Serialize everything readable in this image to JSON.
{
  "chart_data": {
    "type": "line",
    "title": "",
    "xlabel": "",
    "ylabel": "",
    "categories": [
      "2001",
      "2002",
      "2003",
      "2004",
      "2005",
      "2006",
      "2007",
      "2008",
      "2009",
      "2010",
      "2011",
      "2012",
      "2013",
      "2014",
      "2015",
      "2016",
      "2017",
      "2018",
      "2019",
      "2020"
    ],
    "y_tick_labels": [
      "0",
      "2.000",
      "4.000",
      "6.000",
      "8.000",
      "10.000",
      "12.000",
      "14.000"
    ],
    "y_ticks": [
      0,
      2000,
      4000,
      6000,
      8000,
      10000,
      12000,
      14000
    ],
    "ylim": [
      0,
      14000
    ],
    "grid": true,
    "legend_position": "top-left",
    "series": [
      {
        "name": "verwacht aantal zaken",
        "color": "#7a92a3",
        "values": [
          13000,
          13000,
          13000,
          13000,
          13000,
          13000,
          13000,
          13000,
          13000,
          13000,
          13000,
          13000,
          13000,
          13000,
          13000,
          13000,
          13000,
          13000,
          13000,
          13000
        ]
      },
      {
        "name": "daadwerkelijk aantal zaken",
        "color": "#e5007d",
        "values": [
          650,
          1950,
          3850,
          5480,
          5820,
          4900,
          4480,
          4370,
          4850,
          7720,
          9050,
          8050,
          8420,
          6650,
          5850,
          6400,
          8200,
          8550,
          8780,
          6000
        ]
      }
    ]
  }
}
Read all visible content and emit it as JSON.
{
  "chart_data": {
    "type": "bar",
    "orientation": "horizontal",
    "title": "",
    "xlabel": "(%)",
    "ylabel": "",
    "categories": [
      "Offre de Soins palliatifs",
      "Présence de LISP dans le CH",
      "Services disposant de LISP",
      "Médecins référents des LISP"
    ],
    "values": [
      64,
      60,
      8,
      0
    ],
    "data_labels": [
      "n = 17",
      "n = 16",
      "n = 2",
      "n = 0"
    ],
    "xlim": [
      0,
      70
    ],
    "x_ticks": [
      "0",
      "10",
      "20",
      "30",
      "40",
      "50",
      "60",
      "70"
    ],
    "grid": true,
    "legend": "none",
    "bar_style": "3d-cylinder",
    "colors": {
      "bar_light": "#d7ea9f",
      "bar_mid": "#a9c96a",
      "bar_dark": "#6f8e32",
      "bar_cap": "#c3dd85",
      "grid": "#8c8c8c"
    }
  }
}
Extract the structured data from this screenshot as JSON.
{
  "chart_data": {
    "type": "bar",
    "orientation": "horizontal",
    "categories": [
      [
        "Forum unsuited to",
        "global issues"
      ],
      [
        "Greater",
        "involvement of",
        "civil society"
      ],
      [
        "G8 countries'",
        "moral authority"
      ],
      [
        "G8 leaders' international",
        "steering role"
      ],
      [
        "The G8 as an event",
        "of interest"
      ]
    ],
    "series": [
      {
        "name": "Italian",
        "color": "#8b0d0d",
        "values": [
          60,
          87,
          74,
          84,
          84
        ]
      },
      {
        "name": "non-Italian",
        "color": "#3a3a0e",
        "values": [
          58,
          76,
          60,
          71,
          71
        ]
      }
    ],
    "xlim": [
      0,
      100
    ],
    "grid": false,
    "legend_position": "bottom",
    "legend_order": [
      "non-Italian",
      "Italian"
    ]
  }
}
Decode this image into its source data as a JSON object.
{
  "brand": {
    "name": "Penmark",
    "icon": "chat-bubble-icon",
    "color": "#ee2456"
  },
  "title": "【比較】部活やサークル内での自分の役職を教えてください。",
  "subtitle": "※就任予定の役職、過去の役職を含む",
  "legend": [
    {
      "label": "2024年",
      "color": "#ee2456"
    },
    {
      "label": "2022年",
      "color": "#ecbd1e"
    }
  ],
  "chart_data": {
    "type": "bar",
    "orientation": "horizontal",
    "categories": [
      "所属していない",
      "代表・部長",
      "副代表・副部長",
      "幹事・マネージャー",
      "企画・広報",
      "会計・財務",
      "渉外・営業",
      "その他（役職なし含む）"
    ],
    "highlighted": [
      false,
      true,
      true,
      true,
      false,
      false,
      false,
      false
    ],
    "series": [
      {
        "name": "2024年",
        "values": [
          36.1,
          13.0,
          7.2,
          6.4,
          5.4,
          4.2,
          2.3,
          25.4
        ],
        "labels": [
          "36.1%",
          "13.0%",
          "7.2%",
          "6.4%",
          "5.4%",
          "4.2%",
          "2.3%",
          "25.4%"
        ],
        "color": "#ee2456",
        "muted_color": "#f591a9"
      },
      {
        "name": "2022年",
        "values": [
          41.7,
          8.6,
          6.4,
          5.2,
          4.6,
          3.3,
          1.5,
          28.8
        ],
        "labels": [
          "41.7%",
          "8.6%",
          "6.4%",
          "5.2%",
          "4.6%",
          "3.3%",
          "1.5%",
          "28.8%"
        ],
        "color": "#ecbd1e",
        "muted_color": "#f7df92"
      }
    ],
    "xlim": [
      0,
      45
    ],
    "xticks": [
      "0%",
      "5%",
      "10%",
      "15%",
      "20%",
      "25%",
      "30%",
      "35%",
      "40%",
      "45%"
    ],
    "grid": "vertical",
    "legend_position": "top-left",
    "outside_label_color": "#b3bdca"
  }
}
-- -- --
- What is needed: Extract the whole listing, character for character.

- The answer:
Serialize everything readable in this image to JSON.
{
  "chart_data": {
    "type": "line",
    "title": "",
    "xlabel": "",
    "ylabel": "",
    "categories": [
      "2001",
      "2002",
      "2003",
      "2004",
      "2005",
      "2006",
      "2007",
      "2008",
      "2009",
      "2010",
      "2011",
      "2012",
      "2013",
      "2014",
      "2015",
      "2016",
      "2017",
      "2018",
      "2019",
      "2020"
    ],
    "y_tick_labels": [
      "0",
      "2.000",
      "4.000",
      "6.000",
      "8.000",
      "10.000",
      "12.000",
      "14.000"
    ],
    "y_ticks": [
      0,
      2000,
      4000,
      6000,
      8000,
      10000,
      12000,
      14000
    ],
    "ylim": [
      0,
      14000
    ],
    "grid": true,
    "legend_position": "top-left",
    "series": [
      {
        "name": "verwacht aantal zaken",
        "color": "#7a92a3",
        "values": [
          13000,
          13000,
          13000,
          13000,
          13000,
          13000,
          13000,
          13000,
          13000,
          13000,
          13000,
          13000,
          13000,
          13000,
          13000,
          13000,
          13000,
          13000,
          13000,
          13000
        ]
      },
      {
        "name": "daadwerkelijk aantal zaken",
        "color": "#e5007d",
        "values": [
          650,
          1950,
          3850,
          5480,
          5820,
          4900,
          4480,
          4370,
          4850,
          7720,
          9050,
          8050,
          8420,
          6650,
          5850,
          6400,
          8200,
          8550,
          8780,
          6000
        ]
      }
    ]
  }
}
Read all visible content and emit it as JSON.
{
  "chart_data": {
    "type": "bar",
    "orientation": "horizontal",
    "title": "",
    "xlabel": "(%)",
    "ylabel": "",
    "categories": [
      "Offre de Soins palliatifs",
      "Présence de LISP dans le CH",
      "Services disposant de LISP",
      "Médecins référents des LISP"
    ],
    "values": [
      64,
      60,
      8,
      0
    ],
    "data_labels": [
      "n = 17",
      "n = 16",
      "n = 2",
      "n = 0"
    ],
    "xlim": [
      0,
      70
    ],
    "x_ticks": [
      "0",
      "10",
      "20",
      "30",
      "40",
      "50",
      "60",
      "70"
    ],
    "grid": true,
    "legend": "none",
    "bar_style": "3d-cylinder",
    "colors": {
      "bar_light": "#d7ea9f",
      "bar_mid": "#a9c96a",
      "bar_dark": "#6f8e32",
      "bar_cap": "#c3dd85",
      "grid": "#8c8c8c"
    }
  }
}
Extract the structured data from this screenshot as JSON.
{
  "chart_data": {
    "type": "bar",
    "orientation": "horizontal",
    "categories": [
      [
        "Forum unsuited to",
        "global issues"
      ],
      [
        "Greater",
        "involvement of",
        "civil society"
      ],
      [
        "G8 countries'",
        "moral authority"
      ],
      [
        "G8 leaders' international",
        "steering role"
      ],
      [
        "The G8 as an event",
        "of interest"
      ]
    ],
    "series": [
      {
        "name": "Italian",
        "color": "#8b0d0d",
        "values": [
          60,
          87,
          74,
          84,
          84
        ]
      },
      {
        "name": "non-Italian",
        "color": "#3a3a0e",
        "values": [
          58,
          76,
          60,
          71,
          71
        ]
      }
    ],
    "xlim": [
      0,
      100
    ],
    "grid": false,
    "legend_position": "bottom",
    "legend_order": [
      "non-Italian",
      "Italian"
    ]
  }
}
Decode this image into its source data as a JSON object.
{
  "brand": {
    "name": "Penmark",
    "icon": "chat-bubble-icon",
    "color": "#ee2456"
  },
  "title": "【比較】部活やサークル内での自分の役職を教えてください。",
  "subtitle": "※就任予定の役職、過去の役職を含む",
  "legend": [
    {
      "label": "2024年",
      "color": "#ee2456"
    },
    {
      "label": "2022年",
      "color": "#ecbd1e"
    }
  ],
  "chart_data": {
    "type": "bar",
    "orientation": "horizontal",
    "categories": [
      "所属していない",
      "代表・部長",
      "副代表・副部長",
      "幹事・マネージャー",
      "企画・広報",
      "会計・財務",
      "渉外・営業",
      "その他（役職なし含む）"
    ],
    "highlighted": [
      false,
      true,
      true,
      true,
      false,
      false,
      false,
      false
    ],
    "series": [
      {
        "name": "2024年",
        "values": [
          36.1,
          13.0,
          7.2,
          6.4,
          5.4,
          4.2,
          2.3,
          25.4
        ],
        "labels": [
          "36.1%",
          "13.0%",
          "7.2%",
          "6.4%",
          "5.4%",
          "4.2%",
          "2.3%",
          "25.4%"
        ],
        "color": "#ee2456",
        "muted_color": "#f591a9"
      },
      {
        "name": "2022年",
        "values": [
          41.7,
          8.6,
          6.4,
          5.2,
          4.6,
          3.3,
          1.5,
          28.8
        ],
        "labels": [
          "41.7%",
          "8.6%",
          "6.4%",
          "5.2%",
          "4.6%",
          "3.3%",
          "1.5%",
          "28.8%"
        ],
        "color": "#ecbd1e",
        "muted_color": "#f7df92"
      }
    ],
    "xlim": [
      0,
      45
    ],
    "xticks": [
      "0%",
      "5%",
      "10%",
      "15%",
      "20%",
      "25%",
      "30%",
      "35%",
      "40%",
      "45%"
    ],
    "grid": "vertical",
    "legend_position": "top-left",
    "outside_label_color": "#b3bdca"
  }
}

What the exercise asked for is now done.